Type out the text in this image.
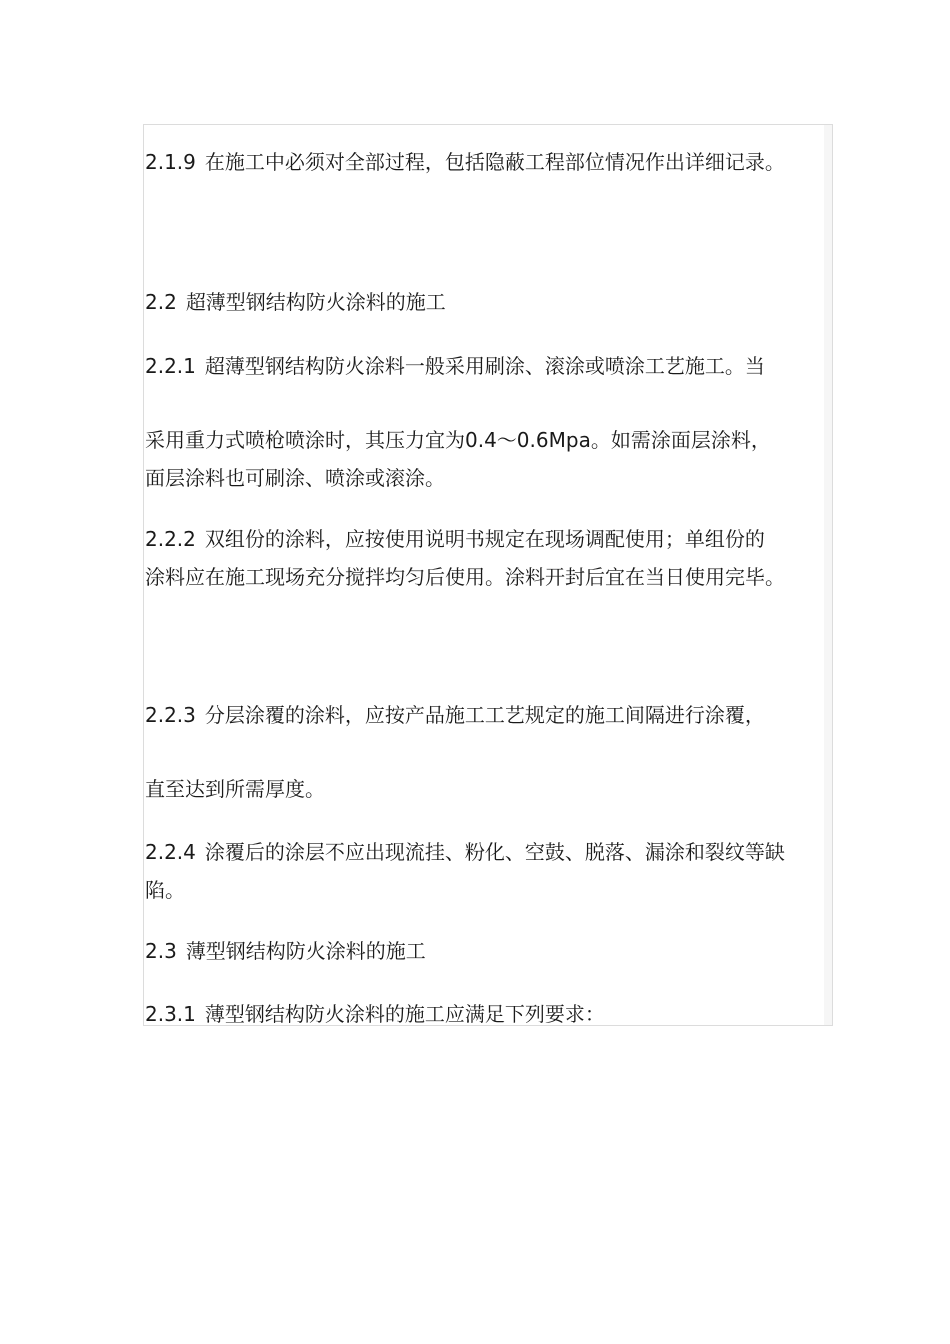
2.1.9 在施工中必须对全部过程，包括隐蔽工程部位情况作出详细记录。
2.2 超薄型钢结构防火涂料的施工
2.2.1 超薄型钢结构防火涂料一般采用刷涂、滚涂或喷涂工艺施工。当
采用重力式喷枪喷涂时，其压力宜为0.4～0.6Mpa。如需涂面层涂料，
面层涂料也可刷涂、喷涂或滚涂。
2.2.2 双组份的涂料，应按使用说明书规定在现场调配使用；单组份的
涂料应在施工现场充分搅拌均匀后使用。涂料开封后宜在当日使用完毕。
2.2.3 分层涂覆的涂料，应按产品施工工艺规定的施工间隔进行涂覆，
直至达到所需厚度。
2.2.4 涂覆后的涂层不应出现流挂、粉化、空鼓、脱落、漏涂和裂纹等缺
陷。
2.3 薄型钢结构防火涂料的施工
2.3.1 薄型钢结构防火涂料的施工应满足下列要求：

◆ Objective: All of the material above is to be copied exactly, except for its images.

◆ Result for this exercise:
Type out the text in this image.
2.1.9 在施工中必须对全部过程，包括隐蔽工程部位情况作出详细记录。
2.2 超薄型钢结构防火涂料的施工
2.2.1 超薄型钢结构防火涂料一般采用刷涂、滚涂或喷涂工艺施工。当
采用重力式喷枪喷涂时，其压力宜为0.4～0.6Mpa。如需涂面层涂料，
面层涂料也可刷涂、喷涂或滚涂。
2.2.2 双组份的涂料，应按使用说明书规定在现场调配使用；单组份的
涂料应在施工现场充分搅拌均匀后使用。涂料开封后宜在当日使用完毕。
2.2.3 分层涂覆的涂料，应按产品施工工艺规定的施工间隔进行涂覆，
直至达到所需厚度。
2.2.4 涂覆后的涂层不应出现流挂、粉化、空鼓、脱落、漏涂和裂纹等缺
陷。
2.3 薄型钢结构防火涂料的施工
2.3.1 薄型钢结构防火涂料的施工应满足下列要求：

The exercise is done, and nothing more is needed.